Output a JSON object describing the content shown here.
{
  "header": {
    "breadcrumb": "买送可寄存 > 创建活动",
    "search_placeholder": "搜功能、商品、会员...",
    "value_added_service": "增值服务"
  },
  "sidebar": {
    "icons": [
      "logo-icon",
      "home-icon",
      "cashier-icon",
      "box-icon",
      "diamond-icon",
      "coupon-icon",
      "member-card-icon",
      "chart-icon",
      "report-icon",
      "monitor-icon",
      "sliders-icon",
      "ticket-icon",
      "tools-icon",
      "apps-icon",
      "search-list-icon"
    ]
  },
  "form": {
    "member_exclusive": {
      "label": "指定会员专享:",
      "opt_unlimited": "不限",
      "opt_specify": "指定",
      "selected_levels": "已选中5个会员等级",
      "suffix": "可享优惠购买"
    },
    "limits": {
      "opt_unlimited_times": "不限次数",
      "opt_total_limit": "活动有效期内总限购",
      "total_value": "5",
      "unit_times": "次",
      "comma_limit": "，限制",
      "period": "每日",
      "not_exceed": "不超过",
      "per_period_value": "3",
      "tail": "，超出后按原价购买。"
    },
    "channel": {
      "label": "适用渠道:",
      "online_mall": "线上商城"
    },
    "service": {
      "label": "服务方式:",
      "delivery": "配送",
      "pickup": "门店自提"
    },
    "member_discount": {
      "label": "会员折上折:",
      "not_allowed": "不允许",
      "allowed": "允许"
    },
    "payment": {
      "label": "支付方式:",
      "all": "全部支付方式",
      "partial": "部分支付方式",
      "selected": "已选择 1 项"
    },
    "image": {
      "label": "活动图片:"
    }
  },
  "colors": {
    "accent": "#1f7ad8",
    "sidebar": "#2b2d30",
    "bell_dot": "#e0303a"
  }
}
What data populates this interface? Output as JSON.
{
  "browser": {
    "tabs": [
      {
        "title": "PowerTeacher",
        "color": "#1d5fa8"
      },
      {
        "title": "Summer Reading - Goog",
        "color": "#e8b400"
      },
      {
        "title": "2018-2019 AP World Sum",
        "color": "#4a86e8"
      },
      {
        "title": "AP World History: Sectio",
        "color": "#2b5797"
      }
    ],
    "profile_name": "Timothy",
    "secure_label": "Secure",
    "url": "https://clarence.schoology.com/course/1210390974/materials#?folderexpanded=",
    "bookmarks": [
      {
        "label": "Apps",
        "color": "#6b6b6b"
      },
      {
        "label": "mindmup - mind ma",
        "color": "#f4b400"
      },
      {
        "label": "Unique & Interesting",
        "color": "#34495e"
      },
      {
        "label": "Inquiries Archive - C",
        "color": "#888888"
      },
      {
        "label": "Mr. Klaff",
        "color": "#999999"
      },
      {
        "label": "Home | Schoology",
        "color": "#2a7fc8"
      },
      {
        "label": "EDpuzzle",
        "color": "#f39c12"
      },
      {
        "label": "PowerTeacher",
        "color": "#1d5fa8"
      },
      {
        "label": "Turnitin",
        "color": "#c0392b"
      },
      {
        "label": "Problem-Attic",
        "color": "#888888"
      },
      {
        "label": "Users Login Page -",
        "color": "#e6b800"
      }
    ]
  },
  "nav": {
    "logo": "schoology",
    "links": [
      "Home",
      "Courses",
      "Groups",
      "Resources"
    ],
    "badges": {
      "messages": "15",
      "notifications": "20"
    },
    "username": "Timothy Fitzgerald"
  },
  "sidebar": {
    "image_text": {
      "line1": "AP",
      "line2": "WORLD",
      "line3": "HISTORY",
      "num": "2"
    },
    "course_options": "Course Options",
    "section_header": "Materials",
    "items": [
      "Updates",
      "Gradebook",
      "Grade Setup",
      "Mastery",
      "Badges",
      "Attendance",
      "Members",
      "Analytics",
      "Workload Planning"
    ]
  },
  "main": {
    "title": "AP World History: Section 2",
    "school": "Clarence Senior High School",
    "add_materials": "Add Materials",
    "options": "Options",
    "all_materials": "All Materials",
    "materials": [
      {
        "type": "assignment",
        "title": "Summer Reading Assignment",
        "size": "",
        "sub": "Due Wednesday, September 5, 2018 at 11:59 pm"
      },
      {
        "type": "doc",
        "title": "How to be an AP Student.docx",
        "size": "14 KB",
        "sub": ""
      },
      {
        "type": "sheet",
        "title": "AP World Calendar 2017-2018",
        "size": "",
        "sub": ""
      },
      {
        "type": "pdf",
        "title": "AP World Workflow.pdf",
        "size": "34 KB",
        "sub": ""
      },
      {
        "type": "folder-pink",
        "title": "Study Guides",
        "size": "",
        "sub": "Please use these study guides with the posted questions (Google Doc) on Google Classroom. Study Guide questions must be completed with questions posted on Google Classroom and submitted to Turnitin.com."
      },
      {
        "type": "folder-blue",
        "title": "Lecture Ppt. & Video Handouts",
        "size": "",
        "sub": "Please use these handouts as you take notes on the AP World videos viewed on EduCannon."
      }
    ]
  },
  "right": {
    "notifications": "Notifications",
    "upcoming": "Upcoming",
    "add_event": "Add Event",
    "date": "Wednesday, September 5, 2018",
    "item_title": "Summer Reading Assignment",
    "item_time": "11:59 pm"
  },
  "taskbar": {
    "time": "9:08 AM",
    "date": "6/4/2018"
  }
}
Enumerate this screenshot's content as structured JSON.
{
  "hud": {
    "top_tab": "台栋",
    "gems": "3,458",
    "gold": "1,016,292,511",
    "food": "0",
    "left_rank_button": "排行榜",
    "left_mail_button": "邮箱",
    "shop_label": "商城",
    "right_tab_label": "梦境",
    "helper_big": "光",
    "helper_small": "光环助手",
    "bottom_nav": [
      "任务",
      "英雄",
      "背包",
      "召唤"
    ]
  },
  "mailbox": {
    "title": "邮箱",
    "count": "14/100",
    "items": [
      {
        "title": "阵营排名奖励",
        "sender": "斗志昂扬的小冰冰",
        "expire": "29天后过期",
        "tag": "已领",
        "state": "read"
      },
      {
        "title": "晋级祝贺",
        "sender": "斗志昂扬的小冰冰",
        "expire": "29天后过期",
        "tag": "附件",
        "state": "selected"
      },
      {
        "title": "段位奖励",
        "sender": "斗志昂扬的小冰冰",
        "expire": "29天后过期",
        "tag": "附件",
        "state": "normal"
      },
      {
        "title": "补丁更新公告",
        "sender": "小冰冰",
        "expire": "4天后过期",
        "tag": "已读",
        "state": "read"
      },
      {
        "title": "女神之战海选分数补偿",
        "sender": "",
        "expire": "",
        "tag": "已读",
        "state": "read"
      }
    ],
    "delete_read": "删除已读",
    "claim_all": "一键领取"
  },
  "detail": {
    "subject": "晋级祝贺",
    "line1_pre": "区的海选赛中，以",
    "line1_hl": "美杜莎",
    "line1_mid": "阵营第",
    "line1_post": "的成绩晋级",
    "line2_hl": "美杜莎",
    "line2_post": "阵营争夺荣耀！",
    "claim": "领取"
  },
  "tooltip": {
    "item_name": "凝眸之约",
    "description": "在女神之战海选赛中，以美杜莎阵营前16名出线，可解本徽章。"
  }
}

:: PROMPT ::
Pick out each line in the material containing "September".

:: WORKED SOLUTION ::
        "sub": "Due Wednesday, September 5, 2018 at 11:59 pm"
    "date": "Wednesday, September 5, 2018",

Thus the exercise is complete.